### Task details
Find the lines below that contain the string "山东省私人房屋买卖合同书". Copy each one.

### Task material
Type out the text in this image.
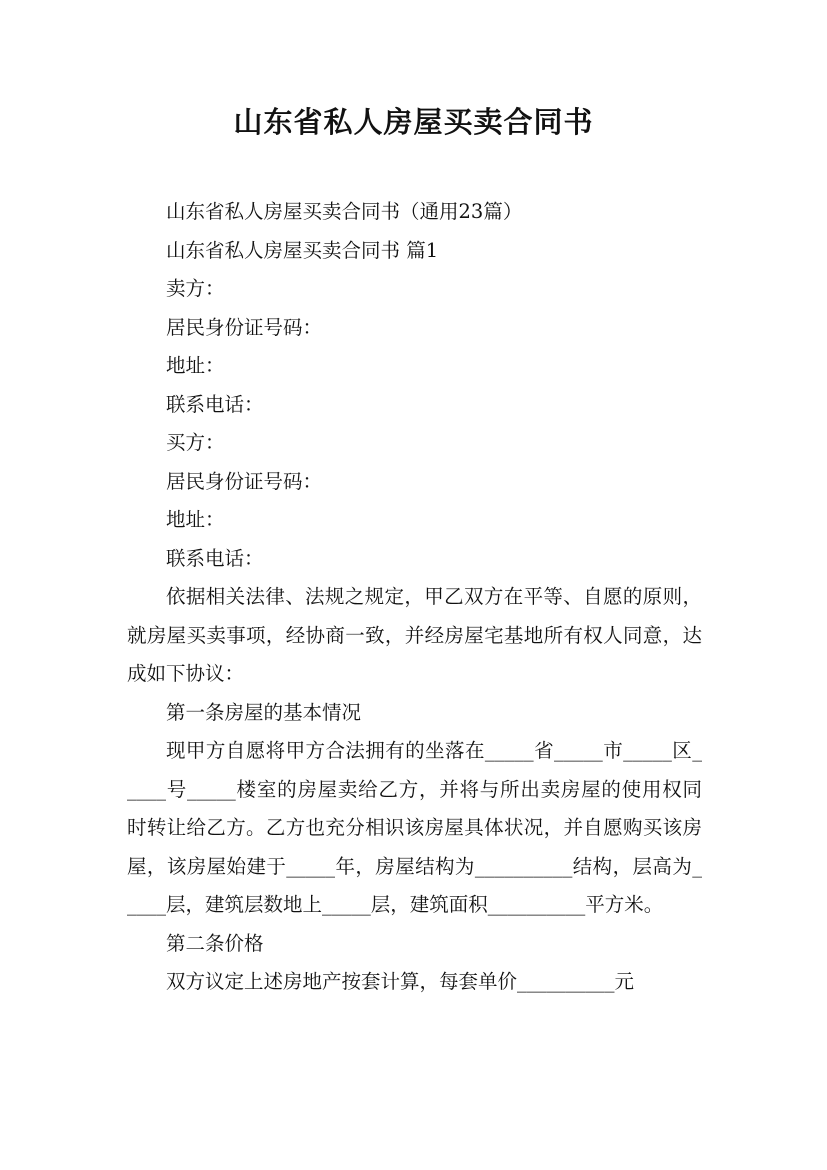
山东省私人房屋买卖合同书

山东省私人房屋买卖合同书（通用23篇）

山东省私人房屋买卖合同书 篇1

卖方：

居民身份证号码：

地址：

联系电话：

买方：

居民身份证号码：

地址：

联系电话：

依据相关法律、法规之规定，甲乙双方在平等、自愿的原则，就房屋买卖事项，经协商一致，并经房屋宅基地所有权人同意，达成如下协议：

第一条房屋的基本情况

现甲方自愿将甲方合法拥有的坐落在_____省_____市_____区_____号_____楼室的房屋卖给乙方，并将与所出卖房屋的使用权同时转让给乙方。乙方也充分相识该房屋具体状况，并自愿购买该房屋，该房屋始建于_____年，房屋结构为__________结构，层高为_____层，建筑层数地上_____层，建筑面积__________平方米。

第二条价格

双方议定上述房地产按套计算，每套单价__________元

### Result of the exercise
山东省私人房屋买卖合同书
山东省私人房屋买卖合同书（通用23篇）
山东省私人房屋买卖合同书 篇1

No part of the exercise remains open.